Copy out every line of the material below word for word, without changing anything.
===== DATA TO PROCESS
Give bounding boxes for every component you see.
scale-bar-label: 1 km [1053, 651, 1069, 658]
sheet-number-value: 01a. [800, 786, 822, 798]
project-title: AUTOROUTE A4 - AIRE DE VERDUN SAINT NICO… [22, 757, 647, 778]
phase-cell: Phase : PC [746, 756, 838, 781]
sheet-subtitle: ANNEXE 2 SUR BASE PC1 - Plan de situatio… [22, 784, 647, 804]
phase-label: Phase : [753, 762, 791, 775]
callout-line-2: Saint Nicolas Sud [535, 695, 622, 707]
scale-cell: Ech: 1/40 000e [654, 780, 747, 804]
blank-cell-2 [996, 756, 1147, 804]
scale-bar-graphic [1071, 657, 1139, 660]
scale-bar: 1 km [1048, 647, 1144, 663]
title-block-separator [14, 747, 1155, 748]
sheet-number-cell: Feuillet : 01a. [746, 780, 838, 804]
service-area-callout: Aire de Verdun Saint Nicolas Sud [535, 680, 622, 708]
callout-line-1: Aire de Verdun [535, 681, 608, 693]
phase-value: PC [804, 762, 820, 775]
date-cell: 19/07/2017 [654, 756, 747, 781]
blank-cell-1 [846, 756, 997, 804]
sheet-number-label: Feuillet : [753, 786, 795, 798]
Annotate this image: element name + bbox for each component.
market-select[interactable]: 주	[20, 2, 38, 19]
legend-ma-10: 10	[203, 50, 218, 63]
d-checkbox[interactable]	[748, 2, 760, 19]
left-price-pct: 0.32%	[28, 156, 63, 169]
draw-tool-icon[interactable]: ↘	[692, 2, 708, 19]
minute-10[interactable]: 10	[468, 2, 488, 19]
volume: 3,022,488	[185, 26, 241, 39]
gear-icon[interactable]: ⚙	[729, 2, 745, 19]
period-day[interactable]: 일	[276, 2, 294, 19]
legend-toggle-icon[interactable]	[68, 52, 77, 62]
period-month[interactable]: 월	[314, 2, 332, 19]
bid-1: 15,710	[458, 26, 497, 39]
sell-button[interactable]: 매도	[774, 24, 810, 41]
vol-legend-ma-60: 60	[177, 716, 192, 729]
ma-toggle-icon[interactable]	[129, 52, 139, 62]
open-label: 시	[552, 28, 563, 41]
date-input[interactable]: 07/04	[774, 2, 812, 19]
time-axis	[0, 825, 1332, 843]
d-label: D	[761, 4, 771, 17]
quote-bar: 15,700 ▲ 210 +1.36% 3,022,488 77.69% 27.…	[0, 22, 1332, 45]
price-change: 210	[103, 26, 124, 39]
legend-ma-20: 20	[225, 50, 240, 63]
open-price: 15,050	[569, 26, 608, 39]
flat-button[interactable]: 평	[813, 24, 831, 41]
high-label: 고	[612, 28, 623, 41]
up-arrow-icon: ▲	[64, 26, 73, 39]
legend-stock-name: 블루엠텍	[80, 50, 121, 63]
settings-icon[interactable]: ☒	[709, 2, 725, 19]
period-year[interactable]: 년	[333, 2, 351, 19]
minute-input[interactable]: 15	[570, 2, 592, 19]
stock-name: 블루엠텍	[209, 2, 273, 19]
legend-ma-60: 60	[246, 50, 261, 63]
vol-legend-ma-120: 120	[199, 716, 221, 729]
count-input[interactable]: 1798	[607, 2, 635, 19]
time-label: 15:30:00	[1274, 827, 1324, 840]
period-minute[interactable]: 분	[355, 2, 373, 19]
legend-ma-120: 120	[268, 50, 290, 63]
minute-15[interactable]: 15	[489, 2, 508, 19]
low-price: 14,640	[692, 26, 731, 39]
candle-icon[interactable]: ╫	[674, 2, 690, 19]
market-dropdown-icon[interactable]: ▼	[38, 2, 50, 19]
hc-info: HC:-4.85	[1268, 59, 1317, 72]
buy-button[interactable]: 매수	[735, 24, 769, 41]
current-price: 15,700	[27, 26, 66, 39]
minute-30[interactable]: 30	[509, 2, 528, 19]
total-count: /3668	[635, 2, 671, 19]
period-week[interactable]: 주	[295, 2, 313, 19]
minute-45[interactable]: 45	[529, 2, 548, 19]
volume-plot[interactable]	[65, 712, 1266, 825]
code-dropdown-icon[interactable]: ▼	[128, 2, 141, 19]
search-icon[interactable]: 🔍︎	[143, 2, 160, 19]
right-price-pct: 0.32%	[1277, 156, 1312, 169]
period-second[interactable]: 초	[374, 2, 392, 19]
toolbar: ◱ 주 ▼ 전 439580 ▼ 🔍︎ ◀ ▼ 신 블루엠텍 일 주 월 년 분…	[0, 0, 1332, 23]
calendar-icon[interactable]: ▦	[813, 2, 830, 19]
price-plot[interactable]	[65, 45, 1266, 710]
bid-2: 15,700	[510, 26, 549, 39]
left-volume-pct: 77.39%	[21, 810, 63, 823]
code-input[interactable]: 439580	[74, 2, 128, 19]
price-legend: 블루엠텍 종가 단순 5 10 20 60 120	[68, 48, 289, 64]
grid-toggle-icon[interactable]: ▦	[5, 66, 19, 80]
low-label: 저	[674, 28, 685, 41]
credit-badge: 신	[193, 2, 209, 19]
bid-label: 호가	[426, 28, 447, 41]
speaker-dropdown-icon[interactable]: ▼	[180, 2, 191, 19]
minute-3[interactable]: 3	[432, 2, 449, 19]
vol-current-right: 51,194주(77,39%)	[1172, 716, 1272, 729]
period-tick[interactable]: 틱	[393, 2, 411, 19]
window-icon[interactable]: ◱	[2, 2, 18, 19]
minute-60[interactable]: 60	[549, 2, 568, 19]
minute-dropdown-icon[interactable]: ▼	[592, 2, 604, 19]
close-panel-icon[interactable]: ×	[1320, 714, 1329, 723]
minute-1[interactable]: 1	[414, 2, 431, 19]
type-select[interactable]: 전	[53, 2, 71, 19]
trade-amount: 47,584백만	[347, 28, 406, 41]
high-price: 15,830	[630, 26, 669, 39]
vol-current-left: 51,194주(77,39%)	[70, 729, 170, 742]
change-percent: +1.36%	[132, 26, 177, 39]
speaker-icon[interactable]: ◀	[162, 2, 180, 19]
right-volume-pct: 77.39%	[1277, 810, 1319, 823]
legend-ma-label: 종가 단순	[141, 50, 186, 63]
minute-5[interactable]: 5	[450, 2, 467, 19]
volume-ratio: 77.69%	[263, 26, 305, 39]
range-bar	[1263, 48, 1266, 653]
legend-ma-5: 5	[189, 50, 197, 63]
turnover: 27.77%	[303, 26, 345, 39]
==========
▸ **FINISHED ANSWER**:
Give bounding boxes for every component you see.
scale-bar-label: 1 km [1053, 651, 1069, 658]
sheet-number-value: 01a. [800, 786, 822, 798]
project-title: AUTOROUTE A4 - AIRE DE VERDUN SAINT NICO… [22, 757, 647, 778]
phase-cell: Phase : PC [746, 756, 838, 781]
sheet-subtitle: ANNEXE 2 SUR BASE PC1 - Plan de situatio… [22, 784, 647, 804]
phase-label: Phase : [753, 762, 791, 775]
callout-line-2: Saint Nicolas Sud [535, 695, 622, 707]
scale-cell: Ech: 1/40 000e [654, 780, 747, 804]
blank-cell-2 [996, 756, 1147, 804]
scale-bar-graphic [1071, 657, 1139, 660]
scale-bar: 1 km [1048, 647, 1144, 663]
title-block-separator [14, 747, 1155, 748]
sheet-number-cell: Feuillet : 01a. [746, 780, 838, 804]
service-area-callout: Aire de Verdun Saint Nicolas Sud [535, 680, 622, 708]
callout-line-1: Aire de Verdun [535, 681, 608, 693]
phase-value: PC [804, 762, 820, 775]
date-cell: 19/07/2017 [654, 756, 747, 781]
blank-cell-1 [846, 756, 997, 804]
sheet-number-label: Feuillet : [753, 786, 795, 798]
Annotate this image: element name + bbox for each component.
market-select[interactable]: 주	[20, 2, 38, 19]
legend-ma-10: 10	[203, 50, 218, 63]
d-checkbox[interactable]	[748, 2, 760, 19]
left-price-pct: 0.32%	[28, 156, 63, 169]
draw-tool-icon[interactable]: ↘	[692, 2, 708, 19]
minute-10[interactable]: 10	[468, 2, 488, 19]
volume: 3,022,488	[185, 26, 241, 39]
gear-icon[interactable]: ⚙	[729, 2, 745, 19]
period-day[interactable]: 일	[276, 2, 294, 19]
legend-toggle-icon[interactable]	[68, 52, 77, 62]
period-month[interactable]: 월	[314, 2, 332, 19]
bid-1: 15,710	[458, 26, 497, 39]
sell-button[interactable]: 매도	[774, 24, 810, 41]
vol-legend-ma-60: 60	[177, 716, 192, 729]
ma-toggle-icon[interactable]	[129, 52, 139, 62]
open-label: 시	[552, 28, 563, 41]
date-input[interactable]: 07/04	[774, 2, 812, 19]
time-axis	[0, 825, 1332, 843]
d-label: D	[761, 4, 771, 17]
quote-bar: 15,700 ▲ 210 +1.36% 3,022,488 77.69% 27.…	[0, 22, 1332, 45]
price-change: 210	[103, 26, 124, 39]
legend-ma-20: 20	[225, 50, 240, 63]
open-price: 15,050	[569, 26, 608, 39]
flat-button[interactable]: 평	[813, 24, 831, 41]
high-label: 고	[612, 28, 623, 41]
up-arrow-icon: ▲	[64, 26, 73, 39]
legend-stock-name: 블루엠텍	[80, 50, 121, 63]
settings-icon[interactable]: ☒	[709, 2, 725, 19]
period-year[interactable]: 년	[333, 2, 351, 19]
minute-input[interactable]: 15	[570, 2, 592, 19]
stock-name: 블루엠텍	[209, 2, 273, 19]
legend-ma-60: 60	[246, 50, 261, 63]
vol-legend-ma-120: 120	[199, 716, 221, 729]
count-input[interactable]: 1798	[607, 2, 635, 19]
time-label: 15:30:00	[1274, 827, 1324, 840]
period-minute[interactable]: 분	[355, 2, 373, 19]
legend-ma-120: 120	[268, 50, 290, 63]
minute-15[interactable]: 15	[489, 2, 508, 19]
low-price: 14,640	[692, 26, 731, 39]
candle-icon[interactable]: ╫	[674, 2, 690, 19]
market-dropdown-icon[interactable]: ▼	[38, 2, 50, 19]
hc-info: HC:-4.85	[1268, 59, 1317, 72]
buy-button[interactable]: 매수	[735, 24, 769, 41]
current-price: 15,700	[27, 26, 66, 39]
minute-30[interactable]: 30	[509, 2, 528, 19]
total-count: /3668	[635, 2, 671, 19]
period-week[interactable]: 주	[295, 2, 313, 19]
minute-45[interactable]: 45	[529, 2, 548, 19]
volume-plot[interactable]	[65, 712, 1266, 825]
code-dropdown-icon[interactable]: ▼	[128, 2, 141, 19]
search-icon[interactable]: 🔍︎	[143, 2, 160, 19]
right-price-pct: 0.32%	[1277, 156, 1312, 169]
period-second[interactable]: 초	[374, 2, 392, 19]
toolbar: ◱ 주 ▼ 전 439580 ▼ 🔍︎ ◀ ▼ 신 블루엠텍 일 주 월 년 분…	[0, 0, 1332, 23]
calendar-icon[interactable]: ▦	[813, 2, 830, 19]
price-plot[interactable]	[65, 45, 1266, 710]
bid-2: 15,700	[510, 26, 549, 39]
left-volume-pct: 77.39%	[21, 810, 63, 823]
code-input[interactable]: 439580	[74, 2, 128, 19]
price-legend: 블루엠텍 종가 단순 5 10 20 60 120	[68, 48, 289, 64]
grid-toggle-icon[interactable]: ▦	[5, 66, 19, 80]
low-label: 저	[674, 28, 685, 41]
credit-badge: 신	[193, 2, 209, 19]
bid-label: 호가	[426, 28, 447, 41]
speaker-dropdown-icon[interactable]: ▼	[180, 2, 191, 19]
minute-3[interactable]: 3	[432, 2, 449, 19]
vol-current-right: 51,194주(77,39%)	[1172, 716, 1272, 729]
period-tick[interactable]: 틱	[393, 2, 411, 19]
window-icon[interactable]: ◱	[2, 2, 18, 19]
minute-60[interactable]: 60	[549, 2, 568, 19]
minute-dropdown-icon[interactable]: ▼	[592, 2, 604, 19]
close-panel-icon[interactable]: ×	[1320, 714, 1329, 723]
minute-1[interactable]: 1	[414, 2, 431, 19]
type-select[interactable]: 전	[53, 2, 71, 19]
trade-amount: 47,584백만	[347, 28, 406, 41]
high-price: 15,830	[630, 26, 669, 39]
vol-current-left: 51,194주(77,39%)	[70, 729, 170, 742]
change-percent: +1.36%	[132, 26, 177, 39]
speaker-icon[interactable]: ◀	[162, 2, 180, 19]
right-volume-pct: 77.39%	[1277, 810, 1319, 823]
legend-ma-label: 종가 단순	[141, 50, 186, 63]
minute-5[interactable]: 5	[450, 2, 467, 19]
volume-ratio: 77.69%	[263, 26, 305, 39]
range-bar	[1263, 48, 1266, 653]
legend-ma-5: 5	[189, 50, 197, 63]
turnover: 27.77%	[303, 26, 345, 39]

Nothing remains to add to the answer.